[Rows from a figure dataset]
-------

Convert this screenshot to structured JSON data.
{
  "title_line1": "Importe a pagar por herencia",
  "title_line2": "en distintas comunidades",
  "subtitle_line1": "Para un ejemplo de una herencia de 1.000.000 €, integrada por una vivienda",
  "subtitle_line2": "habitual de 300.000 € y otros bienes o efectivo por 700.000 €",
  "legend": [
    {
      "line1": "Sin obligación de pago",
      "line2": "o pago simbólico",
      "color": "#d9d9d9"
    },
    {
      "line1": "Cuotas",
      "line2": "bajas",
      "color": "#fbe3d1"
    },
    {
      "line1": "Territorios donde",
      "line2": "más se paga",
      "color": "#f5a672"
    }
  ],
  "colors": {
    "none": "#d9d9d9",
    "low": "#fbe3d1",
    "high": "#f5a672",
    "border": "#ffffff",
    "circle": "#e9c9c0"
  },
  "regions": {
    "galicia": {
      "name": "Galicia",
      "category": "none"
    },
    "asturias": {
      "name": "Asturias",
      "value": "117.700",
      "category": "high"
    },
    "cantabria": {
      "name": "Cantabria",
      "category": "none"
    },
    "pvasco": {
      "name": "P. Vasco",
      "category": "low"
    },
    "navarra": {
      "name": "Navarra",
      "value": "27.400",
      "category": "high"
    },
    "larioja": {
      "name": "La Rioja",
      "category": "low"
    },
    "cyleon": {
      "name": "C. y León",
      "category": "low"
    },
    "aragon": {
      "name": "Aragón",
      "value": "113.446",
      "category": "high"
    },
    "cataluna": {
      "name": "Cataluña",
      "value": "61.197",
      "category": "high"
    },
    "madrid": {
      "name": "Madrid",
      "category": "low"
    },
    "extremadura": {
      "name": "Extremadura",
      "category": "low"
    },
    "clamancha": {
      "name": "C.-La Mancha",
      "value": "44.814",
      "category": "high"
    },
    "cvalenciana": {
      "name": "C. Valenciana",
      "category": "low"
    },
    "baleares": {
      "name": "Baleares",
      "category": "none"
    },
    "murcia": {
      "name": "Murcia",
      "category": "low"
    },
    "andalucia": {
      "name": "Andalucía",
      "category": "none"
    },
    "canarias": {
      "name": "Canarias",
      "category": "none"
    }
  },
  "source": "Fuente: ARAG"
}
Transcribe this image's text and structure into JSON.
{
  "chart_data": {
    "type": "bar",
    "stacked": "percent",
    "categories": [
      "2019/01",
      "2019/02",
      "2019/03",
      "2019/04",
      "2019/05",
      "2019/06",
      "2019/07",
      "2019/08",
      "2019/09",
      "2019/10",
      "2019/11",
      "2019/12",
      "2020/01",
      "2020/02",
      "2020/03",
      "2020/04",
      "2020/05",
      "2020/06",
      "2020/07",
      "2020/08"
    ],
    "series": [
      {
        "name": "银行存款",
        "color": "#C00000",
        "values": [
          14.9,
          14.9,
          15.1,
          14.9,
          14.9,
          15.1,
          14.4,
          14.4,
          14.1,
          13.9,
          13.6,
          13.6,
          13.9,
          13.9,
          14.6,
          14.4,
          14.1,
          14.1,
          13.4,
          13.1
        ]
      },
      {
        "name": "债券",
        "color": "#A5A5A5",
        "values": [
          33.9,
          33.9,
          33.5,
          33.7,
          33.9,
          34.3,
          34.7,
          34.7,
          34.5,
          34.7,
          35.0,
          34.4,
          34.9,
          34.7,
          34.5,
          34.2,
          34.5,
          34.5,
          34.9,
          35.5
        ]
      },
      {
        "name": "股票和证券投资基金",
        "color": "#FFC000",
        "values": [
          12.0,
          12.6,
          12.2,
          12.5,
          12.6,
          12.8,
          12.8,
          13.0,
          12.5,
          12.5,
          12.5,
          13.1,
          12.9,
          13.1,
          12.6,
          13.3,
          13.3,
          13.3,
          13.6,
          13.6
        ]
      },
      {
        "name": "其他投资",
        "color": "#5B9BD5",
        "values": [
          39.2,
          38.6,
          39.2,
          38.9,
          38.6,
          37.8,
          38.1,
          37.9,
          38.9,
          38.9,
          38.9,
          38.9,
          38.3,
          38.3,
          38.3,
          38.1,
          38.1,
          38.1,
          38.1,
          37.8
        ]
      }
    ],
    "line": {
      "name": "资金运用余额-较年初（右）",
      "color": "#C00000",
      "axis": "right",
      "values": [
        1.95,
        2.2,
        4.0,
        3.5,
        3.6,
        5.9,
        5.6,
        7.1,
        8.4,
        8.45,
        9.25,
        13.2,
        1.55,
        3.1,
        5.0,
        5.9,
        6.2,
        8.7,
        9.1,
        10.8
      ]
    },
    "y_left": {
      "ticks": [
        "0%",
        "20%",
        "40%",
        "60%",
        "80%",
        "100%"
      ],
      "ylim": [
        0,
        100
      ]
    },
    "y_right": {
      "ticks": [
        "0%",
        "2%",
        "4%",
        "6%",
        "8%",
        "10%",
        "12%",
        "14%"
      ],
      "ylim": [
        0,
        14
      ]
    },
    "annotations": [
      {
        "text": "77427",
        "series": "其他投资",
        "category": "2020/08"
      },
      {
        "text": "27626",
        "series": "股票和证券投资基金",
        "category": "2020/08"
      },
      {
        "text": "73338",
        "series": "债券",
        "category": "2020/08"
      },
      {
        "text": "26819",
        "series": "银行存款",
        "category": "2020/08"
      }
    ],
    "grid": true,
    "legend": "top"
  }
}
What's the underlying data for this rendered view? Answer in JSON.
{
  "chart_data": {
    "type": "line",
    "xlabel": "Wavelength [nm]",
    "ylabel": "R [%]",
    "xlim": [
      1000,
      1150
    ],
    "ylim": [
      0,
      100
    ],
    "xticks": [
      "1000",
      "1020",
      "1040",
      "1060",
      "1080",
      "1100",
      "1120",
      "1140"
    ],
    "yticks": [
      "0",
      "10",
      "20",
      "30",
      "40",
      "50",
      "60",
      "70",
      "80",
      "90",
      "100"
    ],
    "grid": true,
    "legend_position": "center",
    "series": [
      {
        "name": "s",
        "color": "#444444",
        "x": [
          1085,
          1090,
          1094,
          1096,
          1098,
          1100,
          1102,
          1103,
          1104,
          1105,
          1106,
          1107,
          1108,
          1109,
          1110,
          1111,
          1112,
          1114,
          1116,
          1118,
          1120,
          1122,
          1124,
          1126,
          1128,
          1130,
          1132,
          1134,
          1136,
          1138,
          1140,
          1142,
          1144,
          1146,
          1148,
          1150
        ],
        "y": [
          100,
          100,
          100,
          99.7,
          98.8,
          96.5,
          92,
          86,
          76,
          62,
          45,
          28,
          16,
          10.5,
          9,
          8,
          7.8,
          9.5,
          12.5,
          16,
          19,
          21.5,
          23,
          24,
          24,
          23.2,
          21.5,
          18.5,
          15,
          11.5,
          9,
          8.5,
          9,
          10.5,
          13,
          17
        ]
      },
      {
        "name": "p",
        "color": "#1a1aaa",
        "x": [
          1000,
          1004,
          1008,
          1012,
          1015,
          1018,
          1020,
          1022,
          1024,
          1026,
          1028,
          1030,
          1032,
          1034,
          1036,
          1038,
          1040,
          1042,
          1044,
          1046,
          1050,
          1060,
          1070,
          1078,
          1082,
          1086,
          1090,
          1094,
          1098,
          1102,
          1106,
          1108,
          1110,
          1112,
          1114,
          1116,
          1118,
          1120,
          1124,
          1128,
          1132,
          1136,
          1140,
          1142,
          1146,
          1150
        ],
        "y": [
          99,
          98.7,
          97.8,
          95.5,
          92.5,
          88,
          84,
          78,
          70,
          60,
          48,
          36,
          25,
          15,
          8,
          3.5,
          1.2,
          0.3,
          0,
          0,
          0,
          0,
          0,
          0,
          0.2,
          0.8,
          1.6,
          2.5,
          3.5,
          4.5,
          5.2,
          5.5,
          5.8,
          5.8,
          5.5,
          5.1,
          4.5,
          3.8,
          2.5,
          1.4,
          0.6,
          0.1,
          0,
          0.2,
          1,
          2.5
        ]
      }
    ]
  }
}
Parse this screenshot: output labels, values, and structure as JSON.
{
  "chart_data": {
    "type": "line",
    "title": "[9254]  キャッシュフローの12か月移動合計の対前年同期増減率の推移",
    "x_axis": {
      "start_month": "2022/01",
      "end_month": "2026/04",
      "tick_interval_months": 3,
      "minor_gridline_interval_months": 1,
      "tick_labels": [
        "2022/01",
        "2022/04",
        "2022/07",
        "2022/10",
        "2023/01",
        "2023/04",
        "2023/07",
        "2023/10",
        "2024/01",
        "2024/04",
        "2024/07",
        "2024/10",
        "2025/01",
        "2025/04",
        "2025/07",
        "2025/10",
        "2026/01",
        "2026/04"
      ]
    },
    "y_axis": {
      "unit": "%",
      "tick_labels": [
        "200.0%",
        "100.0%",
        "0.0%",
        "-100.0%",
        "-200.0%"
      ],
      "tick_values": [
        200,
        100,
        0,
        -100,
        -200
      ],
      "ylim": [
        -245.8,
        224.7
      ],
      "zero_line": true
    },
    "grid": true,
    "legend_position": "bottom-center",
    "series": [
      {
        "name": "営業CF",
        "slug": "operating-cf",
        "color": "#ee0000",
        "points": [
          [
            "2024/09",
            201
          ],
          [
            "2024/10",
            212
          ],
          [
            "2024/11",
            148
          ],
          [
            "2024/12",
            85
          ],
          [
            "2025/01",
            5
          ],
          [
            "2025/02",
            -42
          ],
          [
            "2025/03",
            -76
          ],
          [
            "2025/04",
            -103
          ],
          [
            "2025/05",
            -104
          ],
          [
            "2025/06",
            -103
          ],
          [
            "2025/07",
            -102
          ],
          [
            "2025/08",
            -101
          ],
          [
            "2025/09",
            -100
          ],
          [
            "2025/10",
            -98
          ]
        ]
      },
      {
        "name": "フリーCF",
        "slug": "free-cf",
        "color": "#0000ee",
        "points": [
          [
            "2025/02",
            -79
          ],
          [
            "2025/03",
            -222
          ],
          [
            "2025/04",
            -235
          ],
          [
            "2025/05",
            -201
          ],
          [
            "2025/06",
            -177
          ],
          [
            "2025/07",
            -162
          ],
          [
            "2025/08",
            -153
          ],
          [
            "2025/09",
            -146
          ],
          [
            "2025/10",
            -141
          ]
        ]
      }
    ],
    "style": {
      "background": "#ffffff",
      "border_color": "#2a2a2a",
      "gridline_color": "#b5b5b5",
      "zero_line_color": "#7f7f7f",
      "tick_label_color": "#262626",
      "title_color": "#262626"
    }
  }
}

-------

> _Direction_: Identify the lines above with the word "text". Copy them.

> _Exercise solution_:
Transcribe this image's text and structure into JSON.
        "text": "77427",
        "text": "27626",
        "text": "73338",
        "text": "26819",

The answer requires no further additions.